[start]
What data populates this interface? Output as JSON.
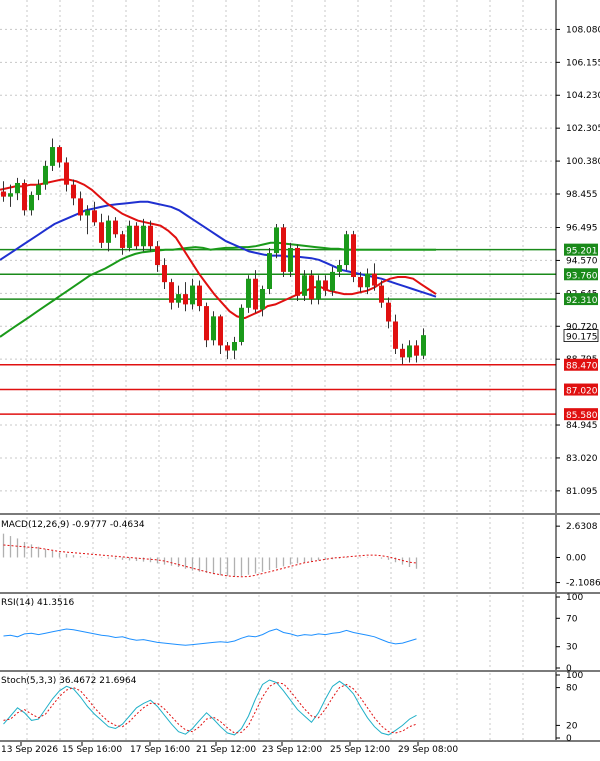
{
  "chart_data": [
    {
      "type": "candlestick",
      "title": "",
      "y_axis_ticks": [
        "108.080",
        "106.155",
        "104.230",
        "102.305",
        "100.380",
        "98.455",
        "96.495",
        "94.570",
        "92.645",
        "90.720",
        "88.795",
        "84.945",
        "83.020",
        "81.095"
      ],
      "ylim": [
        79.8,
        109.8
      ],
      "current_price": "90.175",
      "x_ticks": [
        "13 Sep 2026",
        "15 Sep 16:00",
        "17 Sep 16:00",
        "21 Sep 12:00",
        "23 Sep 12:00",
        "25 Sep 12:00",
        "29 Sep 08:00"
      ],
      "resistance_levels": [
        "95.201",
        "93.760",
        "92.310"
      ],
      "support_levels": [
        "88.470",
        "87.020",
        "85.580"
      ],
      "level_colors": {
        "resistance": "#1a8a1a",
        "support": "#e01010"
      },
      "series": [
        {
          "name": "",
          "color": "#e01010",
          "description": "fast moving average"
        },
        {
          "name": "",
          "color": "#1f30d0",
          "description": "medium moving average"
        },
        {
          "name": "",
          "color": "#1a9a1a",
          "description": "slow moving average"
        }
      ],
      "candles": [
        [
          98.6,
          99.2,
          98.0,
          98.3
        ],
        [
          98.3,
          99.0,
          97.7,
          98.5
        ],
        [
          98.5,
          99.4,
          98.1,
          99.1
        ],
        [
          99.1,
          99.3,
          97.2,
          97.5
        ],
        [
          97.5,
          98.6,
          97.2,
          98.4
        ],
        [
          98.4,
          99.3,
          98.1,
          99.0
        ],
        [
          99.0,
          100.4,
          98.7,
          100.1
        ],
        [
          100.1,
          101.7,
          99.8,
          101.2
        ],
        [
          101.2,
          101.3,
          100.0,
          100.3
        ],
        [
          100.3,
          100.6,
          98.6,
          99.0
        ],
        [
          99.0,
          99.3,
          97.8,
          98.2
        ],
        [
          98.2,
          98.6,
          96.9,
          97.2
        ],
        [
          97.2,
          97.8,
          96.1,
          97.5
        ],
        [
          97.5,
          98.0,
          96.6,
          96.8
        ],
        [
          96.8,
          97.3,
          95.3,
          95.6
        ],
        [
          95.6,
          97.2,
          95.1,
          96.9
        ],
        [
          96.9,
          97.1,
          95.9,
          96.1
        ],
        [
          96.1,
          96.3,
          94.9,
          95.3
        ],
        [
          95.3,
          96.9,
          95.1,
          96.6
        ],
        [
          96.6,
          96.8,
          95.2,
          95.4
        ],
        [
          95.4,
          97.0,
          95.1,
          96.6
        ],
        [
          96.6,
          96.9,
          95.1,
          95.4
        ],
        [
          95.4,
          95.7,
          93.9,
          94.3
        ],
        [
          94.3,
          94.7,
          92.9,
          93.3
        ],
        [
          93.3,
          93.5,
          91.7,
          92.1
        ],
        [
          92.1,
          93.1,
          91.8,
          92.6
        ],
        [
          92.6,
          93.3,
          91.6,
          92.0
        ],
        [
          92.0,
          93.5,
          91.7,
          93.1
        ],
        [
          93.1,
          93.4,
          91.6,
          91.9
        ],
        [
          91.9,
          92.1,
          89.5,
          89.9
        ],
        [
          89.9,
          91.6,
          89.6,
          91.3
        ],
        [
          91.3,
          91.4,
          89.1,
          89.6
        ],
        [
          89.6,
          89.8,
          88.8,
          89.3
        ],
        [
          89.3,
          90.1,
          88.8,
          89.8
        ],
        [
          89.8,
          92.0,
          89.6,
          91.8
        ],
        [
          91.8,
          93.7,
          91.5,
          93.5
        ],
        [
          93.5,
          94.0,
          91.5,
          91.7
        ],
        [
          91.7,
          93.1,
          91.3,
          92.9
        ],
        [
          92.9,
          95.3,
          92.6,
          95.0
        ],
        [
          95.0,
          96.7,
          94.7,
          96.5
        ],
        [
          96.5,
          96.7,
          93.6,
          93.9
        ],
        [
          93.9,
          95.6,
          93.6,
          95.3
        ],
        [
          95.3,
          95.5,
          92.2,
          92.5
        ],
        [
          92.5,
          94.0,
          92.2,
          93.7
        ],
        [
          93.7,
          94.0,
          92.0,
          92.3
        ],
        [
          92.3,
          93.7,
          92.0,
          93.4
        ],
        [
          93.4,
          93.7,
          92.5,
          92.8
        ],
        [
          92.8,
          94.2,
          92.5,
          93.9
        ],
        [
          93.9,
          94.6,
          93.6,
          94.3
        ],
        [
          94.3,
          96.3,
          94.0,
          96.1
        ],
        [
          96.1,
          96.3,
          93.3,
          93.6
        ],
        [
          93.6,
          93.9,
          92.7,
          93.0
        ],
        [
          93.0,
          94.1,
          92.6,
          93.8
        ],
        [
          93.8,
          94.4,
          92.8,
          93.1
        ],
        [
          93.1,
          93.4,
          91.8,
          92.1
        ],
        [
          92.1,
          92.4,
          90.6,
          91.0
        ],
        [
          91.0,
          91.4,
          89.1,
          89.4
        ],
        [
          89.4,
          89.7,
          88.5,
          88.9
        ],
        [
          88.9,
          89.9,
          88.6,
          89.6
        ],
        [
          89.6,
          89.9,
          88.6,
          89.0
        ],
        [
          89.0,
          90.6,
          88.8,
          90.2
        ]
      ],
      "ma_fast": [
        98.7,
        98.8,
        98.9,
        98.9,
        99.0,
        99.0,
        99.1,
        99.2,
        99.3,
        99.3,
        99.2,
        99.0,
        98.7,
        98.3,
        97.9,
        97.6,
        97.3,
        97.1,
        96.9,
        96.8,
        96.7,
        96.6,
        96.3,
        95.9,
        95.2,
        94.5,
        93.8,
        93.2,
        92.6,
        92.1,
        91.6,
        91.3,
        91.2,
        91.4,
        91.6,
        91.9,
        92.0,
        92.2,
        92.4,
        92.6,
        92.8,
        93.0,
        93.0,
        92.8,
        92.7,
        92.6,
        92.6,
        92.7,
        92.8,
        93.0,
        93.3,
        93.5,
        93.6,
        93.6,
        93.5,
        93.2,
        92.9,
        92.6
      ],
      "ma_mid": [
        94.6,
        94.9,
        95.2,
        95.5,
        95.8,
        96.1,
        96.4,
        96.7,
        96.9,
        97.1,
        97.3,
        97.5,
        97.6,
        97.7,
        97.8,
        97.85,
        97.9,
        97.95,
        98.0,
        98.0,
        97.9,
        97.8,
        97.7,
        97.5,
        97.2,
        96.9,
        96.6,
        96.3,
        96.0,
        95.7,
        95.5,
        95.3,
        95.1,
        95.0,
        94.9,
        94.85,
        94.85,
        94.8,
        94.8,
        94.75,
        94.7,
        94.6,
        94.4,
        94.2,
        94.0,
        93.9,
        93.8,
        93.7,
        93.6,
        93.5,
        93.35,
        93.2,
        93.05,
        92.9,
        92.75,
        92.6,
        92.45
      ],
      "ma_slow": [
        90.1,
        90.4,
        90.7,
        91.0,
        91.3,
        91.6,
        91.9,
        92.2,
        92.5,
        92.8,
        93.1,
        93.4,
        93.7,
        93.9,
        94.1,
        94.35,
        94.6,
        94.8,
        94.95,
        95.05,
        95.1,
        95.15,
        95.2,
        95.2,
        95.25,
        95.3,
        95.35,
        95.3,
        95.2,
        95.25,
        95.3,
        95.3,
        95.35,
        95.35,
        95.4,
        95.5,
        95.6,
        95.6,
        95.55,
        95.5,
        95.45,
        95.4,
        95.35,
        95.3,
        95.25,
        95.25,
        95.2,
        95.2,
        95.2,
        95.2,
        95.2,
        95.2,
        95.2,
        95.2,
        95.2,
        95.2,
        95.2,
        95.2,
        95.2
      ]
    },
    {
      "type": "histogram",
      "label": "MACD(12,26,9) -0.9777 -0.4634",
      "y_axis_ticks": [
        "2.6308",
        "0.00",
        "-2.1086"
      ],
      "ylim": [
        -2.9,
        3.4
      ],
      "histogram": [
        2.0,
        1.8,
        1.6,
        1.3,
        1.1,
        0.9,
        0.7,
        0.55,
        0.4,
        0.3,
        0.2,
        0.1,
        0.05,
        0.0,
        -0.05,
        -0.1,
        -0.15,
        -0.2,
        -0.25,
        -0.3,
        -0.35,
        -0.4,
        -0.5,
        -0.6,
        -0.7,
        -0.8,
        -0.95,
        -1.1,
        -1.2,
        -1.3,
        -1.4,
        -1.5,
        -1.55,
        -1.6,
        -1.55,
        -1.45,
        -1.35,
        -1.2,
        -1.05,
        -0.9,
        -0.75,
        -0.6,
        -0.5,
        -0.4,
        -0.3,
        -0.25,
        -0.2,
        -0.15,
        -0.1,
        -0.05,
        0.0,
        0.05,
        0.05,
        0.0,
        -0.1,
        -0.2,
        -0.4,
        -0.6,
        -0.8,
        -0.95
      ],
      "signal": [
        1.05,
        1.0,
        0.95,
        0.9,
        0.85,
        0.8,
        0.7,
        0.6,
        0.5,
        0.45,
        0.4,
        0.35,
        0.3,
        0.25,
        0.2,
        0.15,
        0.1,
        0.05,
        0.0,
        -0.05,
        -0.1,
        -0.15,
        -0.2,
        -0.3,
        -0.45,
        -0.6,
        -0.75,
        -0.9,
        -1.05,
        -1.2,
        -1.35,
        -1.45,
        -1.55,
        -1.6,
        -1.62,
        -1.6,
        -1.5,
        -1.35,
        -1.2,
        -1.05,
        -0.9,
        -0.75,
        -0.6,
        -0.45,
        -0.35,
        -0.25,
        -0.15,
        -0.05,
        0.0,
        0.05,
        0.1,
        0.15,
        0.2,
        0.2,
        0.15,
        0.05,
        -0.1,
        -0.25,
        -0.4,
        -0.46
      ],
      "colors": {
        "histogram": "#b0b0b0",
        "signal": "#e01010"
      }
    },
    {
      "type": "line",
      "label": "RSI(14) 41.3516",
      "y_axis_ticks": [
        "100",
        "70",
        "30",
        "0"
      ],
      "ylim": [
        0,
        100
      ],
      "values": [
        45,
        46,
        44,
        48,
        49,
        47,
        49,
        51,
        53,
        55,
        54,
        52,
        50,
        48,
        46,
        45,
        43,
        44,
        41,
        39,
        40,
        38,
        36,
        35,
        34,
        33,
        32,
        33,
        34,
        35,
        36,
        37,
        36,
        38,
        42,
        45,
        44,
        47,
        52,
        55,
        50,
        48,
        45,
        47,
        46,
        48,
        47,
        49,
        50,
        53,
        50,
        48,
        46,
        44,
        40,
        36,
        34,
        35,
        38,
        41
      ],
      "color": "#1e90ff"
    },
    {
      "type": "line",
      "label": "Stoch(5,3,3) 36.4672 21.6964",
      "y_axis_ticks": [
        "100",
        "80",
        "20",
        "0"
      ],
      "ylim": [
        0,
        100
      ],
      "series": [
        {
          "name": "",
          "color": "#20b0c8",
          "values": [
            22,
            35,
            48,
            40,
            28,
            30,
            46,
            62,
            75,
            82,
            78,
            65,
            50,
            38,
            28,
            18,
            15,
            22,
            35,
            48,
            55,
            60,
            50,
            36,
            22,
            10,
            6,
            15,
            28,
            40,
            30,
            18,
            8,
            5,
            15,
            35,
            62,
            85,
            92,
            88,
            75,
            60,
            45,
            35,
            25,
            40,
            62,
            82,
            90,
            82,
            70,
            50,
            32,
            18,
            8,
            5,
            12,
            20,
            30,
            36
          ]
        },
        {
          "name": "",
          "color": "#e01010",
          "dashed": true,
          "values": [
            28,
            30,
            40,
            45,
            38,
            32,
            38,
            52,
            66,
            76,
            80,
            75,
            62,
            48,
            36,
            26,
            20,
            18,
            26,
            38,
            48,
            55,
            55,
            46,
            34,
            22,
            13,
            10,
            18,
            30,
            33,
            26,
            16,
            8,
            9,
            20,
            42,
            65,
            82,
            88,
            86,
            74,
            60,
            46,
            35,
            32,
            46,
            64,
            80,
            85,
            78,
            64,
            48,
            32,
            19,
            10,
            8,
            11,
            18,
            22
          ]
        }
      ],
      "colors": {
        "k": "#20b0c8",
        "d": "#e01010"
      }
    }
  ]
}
[end]
▶ WRITTEN EXERCISE
Using the material above, gather every line that includes "average".

▶ THE COMPLETED TASK
          "description": "fast moving average"
          "description": "medium moving average"
          "description": "slow moving average"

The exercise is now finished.